____ Stored records
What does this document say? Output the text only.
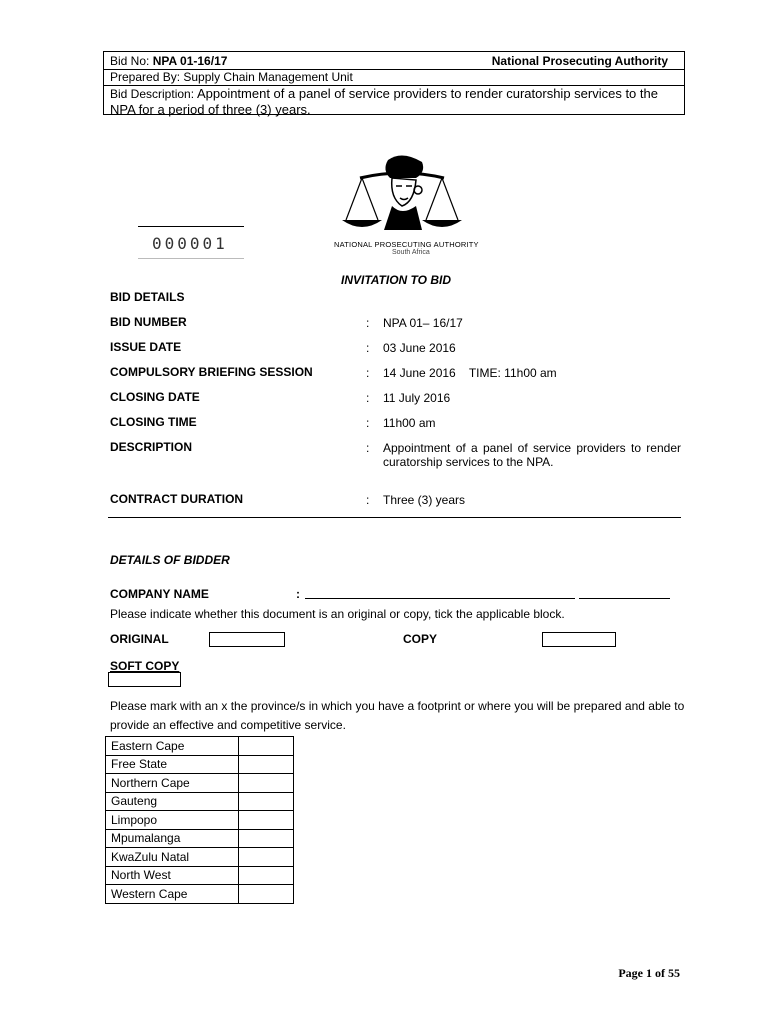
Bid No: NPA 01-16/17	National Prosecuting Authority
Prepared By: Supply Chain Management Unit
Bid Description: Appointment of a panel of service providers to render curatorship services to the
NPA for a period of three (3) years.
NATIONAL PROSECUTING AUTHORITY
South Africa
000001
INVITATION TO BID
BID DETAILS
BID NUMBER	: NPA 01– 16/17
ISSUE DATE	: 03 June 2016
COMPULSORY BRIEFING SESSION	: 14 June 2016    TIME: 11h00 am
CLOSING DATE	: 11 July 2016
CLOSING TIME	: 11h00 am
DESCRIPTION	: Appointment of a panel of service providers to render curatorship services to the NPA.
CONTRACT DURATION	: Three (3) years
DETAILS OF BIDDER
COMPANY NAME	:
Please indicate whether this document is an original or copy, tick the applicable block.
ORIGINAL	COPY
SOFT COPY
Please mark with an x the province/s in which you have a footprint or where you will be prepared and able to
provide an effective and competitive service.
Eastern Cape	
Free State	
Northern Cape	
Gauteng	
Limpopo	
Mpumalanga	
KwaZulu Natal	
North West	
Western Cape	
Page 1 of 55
________
• **What you have to do**:
An exact transcription of all the entries is required, without the pictures.

• **Output for this exercise**:
What does this document say? Output the text only.
Bid No: NPA 01-16/17	National Prosecuting Authority
Prepared By: Supply Chain Management Unit
Bid Description: Appointment of a panel of service providers to render curatorship services to the
NPA for a period of three (3) years.
NATIONAL PROSECUTING AUTHORITY
South Africa
000001
INVITATION TO BID
BID DETAILS
BID NUMBER	: NPA 01– 16/17
ISSUE DATE	: 03 June 2016
COMPULSORY BRIEFING SESSION	: 14 June 2016    TIME: 11h00 am
CLOSING DATE	: 11 July 2016
CLOSING TIME	: 11h00 am
DESCRIPTION	: Appointment of a panel of service providers to render curatorship services to the NPA.
CONTRACT DURATION	: Three (3) years
DETAILS OF BIDDER
COMPANY NAME	:
Please indicate whether this document is an original or copy, tick the applicable block.
ORIGINAL	COPY
SOFT COPY
Please mark with an x the province/s in which you have a footprint or where you will be prepared and able to
provide an effective and competitive service.
Eastern Cape	
Free State	
Northern Cape	
Gauteng	
Limpopo	
Mpumalanga	
KwaZulu Natal	
North West	
Western Cape	
Page 1 of 55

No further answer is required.